__Dataset excerpts__:
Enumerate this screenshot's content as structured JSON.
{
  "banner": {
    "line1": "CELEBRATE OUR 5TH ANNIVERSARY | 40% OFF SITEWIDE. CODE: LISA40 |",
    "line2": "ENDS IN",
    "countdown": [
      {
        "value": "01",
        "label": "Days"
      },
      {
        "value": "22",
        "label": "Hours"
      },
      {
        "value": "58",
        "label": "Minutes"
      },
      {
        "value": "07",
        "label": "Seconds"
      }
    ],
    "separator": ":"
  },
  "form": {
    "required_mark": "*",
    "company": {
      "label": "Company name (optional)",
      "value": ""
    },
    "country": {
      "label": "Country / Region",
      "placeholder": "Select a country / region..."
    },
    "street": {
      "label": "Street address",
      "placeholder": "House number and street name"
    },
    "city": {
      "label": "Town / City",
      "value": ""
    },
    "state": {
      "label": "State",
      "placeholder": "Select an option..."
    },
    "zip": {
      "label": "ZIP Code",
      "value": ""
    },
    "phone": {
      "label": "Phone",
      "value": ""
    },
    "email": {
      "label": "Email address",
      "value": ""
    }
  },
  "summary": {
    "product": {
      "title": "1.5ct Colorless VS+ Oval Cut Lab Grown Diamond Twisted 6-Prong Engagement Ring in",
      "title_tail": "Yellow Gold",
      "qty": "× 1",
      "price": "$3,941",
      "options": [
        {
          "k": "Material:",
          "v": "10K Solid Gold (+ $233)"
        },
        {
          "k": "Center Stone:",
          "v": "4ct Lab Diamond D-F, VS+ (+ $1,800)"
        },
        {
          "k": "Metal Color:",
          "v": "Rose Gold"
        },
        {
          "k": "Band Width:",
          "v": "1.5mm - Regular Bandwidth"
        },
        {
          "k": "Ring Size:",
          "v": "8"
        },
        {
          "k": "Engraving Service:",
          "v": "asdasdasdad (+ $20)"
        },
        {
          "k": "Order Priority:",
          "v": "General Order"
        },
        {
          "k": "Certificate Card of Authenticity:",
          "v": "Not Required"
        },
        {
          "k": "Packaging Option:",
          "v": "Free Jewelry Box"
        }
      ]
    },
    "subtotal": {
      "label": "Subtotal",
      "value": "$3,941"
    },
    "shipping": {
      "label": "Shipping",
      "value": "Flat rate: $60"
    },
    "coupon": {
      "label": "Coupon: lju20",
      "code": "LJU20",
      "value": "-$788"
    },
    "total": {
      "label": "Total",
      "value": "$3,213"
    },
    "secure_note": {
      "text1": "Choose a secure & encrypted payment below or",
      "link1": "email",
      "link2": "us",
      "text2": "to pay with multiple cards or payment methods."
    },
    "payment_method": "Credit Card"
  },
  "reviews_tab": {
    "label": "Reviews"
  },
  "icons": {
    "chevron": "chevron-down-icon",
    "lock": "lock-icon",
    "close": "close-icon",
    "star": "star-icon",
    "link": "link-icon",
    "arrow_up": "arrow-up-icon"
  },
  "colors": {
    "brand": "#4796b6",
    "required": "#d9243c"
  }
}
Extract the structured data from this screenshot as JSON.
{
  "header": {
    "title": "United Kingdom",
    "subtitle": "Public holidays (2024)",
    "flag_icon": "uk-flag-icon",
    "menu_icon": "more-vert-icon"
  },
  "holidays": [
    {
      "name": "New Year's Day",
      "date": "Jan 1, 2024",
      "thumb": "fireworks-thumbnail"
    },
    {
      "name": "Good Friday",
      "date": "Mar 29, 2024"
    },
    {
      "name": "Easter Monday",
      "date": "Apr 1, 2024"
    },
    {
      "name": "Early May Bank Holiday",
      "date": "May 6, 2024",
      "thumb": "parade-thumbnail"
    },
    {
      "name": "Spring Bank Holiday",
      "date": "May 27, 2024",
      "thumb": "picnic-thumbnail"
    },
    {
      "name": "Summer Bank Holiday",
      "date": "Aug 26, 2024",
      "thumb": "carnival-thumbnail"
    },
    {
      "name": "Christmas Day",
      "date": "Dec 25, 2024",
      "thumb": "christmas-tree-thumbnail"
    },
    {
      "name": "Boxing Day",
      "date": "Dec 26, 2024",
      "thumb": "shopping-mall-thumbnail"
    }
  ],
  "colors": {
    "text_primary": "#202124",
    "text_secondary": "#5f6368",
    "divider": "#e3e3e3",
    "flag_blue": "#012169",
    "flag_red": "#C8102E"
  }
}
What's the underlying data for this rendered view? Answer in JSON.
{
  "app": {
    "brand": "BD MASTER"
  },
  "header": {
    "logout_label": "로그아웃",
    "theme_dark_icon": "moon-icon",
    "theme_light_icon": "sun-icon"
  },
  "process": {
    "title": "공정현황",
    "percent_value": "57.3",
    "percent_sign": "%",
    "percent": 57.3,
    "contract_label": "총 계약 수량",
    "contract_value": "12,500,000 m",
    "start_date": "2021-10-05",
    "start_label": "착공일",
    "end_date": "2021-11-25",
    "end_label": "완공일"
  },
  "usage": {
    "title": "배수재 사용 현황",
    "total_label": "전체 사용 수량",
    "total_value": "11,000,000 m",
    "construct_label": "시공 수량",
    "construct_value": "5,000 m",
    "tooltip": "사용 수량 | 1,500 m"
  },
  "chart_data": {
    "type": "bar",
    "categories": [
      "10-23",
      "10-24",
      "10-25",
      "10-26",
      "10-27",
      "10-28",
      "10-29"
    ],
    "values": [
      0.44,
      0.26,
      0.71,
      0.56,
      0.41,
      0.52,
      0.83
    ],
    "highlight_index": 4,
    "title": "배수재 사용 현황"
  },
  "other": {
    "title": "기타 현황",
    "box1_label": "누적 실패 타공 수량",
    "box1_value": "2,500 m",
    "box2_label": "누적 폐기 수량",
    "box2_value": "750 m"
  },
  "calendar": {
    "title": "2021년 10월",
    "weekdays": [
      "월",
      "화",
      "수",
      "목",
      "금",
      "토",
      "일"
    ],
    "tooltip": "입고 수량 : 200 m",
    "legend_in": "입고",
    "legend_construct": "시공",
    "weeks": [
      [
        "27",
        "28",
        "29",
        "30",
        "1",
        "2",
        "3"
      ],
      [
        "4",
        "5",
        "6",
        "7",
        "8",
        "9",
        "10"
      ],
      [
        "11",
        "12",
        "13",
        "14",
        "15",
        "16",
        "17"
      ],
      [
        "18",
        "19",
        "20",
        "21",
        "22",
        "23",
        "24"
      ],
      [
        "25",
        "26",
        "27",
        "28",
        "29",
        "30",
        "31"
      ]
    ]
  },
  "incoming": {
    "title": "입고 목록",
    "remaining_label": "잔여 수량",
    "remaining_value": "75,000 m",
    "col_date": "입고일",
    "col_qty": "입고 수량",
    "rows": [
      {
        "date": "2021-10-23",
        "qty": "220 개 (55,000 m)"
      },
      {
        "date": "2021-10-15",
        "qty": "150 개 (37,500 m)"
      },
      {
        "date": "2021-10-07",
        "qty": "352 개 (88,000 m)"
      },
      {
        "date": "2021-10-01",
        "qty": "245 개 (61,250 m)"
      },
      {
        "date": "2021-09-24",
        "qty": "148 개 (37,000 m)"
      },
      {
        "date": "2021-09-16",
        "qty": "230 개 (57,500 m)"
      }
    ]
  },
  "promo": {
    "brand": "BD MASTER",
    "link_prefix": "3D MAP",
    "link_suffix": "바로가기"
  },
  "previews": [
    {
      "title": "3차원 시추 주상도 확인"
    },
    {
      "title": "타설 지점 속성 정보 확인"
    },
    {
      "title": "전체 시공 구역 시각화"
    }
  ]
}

__Description of the task__: Scan the entries above for the word "placeholder" and collect each line holding it.

__Written answer__:
      "placeholder": "Select a country / region..."
      "placeholder": "House number and street name"
      "placeholder": "Select an option..."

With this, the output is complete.